**Task requirements:** Reproduce the lines of the rows unchanged, starting from the first line and ending with the line that contains "value-cell: - — [1846, 804, 1867, 845]", both included.

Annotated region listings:
>> Start
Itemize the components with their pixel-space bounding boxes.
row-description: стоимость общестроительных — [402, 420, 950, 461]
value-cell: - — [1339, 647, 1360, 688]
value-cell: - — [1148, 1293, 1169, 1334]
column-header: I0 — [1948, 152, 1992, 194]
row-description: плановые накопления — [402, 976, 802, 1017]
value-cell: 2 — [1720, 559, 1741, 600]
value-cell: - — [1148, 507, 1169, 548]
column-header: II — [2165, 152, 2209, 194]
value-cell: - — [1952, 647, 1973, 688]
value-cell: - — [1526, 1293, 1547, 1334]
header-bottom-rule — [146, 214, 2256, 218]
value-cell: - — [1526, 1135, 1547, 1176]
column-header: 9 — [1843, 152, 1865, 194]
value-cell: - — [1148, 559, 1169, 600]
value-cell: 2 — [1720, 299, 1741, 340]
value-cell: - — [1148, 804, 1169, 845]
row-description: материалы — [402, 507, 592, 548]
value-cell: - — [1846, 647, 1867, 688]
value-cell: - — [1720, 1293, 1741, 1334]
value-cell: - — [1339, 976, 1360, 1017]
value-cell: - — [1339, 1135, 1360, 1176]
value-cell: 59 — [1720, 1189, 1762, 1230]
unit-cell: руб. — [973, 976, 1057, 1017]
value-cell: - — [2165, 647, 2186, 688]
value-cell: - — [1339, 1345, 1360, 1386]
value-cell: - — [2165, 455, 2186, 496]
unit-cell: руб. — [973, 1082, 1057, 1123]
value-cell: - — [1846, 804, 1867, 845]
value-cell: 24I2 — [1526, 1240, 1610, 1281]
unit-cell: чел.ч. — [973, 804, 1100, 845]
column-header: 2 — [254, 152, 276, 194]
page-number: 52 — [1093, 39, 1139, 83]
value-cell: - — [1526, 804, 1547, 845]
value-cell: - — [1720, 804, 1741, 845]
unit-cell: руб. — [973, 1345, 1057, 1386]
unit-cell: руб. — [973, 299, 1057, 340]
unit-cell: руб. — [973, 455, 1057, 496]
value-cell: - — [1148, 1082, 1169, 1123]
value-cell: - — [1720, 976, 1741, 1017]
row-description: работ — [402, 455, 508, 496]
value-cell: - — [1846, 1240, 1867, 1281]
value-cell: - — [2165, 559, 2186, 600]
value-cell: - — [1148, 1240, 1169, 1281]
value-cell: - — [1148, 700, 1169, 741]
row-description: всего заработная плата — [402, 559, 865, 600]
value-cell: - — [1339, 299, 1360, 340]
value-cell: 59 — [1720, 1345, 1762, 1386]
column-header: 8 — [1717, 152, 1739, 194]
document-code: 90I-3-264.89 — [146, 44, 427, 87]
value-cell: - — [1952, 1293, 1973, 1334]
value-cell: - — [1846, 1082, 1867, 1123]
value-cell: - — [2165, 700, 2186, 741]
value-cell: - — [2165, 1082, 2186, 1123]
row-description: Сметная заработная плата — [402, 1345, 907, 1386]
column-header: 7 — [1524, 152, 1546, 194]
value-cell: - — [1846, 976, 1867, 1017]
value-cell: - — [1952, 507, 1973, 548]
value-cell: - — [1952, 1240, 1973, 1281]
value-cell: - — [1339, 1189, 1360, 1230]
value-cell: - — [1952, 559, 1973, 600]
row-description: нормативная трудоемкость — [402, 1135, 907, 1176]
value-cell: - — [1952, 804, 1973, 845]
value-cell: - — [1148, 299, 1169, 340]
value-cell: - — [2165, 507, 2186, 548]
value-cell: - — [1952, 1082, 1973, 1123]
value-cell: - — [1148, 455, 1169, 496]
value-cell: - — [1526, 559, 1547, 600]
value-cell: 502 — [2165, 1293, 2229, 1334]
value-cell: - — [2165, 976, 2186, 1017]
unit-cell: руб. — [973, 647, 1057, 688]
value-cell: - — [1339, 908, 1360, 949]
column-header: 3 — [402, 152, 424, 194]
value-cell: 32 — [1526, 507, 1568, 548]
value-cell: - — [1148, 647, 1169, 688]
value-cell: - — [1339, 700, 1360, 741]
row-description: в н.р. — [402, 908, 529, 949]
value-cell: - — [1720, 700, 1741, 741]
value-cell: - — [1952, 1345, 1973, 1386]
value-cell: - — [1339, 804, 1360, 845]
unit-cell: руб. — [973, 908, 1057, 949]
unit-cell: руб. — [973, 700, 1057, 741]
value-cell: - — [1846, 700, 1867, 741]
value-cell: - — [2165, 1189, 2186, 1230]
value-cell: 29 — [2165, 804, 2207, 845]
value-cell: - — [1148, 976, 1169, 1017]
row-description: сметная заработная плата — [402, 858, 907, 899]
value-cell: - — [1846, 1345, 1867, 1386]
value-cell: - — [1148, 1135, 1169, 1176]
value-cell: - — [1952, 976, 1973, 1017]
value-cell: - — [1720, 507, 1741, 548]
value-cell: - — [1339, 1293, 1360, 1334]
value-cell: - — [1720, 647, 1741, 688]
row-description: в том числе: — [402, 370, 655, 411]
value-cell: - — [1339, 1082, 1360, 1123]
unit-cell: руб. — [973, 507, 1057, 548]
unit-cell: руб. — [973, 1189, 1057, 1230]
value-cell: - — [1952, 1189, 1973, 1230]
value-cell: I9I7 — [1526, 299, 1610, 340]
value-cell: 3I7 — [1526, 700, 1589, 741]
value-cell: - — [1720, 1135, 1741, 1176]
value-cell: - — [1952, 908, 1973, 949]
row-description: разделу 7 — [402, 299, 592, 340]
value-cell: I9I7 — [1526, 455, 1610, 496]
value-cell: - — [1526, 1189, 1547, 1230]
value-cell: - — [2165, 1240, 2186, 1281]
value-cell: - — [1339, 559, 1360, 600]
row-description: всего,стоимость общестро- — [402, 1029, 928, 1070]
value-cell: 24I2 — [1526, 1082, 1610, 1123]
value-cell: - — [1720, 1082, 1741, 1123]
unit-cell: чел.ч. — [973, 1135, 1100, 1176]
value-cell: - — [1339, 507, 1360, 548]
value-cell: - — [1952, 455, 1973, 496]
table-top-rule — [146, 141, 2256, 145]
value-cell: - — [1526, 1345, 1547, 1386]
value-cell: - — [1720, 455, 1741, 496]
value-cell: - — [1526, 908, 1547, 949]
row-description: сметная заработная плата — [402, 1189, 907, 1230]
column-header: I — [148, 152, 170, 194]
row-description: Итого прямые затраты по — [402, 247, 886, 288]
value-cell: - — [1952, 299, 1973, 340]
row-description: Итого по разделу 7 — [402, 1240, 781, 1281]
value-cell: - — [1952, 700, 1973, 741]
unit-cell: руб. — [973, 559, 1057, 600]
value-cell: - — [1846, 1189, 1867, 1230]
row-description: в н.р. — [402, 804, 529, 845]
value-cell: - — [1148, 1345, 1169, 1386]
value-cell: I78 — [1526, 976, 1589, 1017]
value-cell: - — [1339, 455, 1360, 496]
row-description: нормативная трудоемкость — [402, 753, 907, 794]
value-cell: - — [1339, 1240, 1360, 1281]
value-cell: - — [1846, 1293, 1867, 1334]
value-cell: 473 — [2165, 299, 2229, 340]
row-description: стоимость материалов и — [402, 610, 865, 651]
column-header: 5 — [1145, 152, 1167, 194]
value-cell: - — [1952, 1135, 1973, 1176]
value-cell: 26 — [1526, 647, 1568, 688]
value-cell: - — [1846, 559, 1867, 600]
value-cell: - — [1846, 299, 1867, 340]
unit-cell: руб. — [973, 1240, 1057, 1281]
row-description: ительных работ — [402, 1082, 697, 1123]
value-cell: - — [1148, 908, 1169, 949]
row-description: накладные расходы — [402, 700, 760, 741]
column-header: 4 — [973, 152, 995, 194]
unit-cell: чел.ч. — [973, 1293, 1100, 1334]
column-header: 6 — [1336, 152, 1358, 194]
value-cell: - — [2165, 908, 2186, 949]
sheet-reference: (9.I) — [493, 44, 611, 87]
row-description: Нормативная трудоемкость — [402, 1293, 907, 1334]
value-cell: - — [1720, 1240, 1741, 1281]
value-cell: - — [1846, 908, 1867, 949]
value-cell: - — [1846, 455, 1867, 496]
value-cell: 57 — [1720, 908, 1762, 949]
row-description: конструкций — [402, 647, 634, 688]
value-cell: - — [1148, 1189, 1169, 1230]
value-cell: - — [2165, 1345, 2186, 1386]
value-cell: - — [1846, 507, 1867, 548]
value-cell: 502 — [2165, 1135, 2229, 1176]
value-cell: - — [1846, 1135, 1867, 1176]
>> End
**Answer below:**
Itemize the components with their pixel-space bounding boxes.
row-description: стоимость общестроительных — [402, 420, 950, 461]
value-cell: - — [1339, 647, 1360, 688]
value-cell: - — [1148, 1293, 1169, 1334]
column-header: I0 — [1948, 152, 1992, 194]
row-description: плановые накопления — [402, 976, 802, 1017]
value-cell: 2 — [1720, 559, 1741, 600]
value-cell: - — [1148, 507, 1169, 548]
column-header: II — [2165, 152, 2209, 194]
value-cell: - — [1952, 647, 1973, 688]
value-cell: - — [1526, 1293, 1547, 1334]
header-bottom-rule — [146, 214, 2256, 218]
value-cell: - — [1526, 1135, 1547, 1176]
column-header: 9 — [1843, 152, 1865, 194]
value-cell: - — [1148, 559, 1169, 600]
value-cell: 2 — [1720, 299, 1741, 340]
value-cell: - — [1148, 804, 1169, 845]
row-description: материалы — [402, 507, 592, 548]
value-cell: - — [1846, 647, 1867, 688]
value-cell: - — [1720, 1293, 1741, 1334]
value-cell: - — [1339, 976, 1360, 1017]
value-cell: - — [1339, 1135, 1360, 1176]
value-cell: 59 — [1720, 1189, 1762, 1230]
unit-cell: руб. — [973, 976, 1057, 1017]
value-cell: - — [2165, 647, 2186, 688]
value-cell: - — [1339, 1345, 1360, 1386]
value-cell: - — [2165, 455, 2186, 496]
unit-cell: руб. — [973, 1082, 1057, 1123]
value-cell: - — [1846, 804, 1867, 845]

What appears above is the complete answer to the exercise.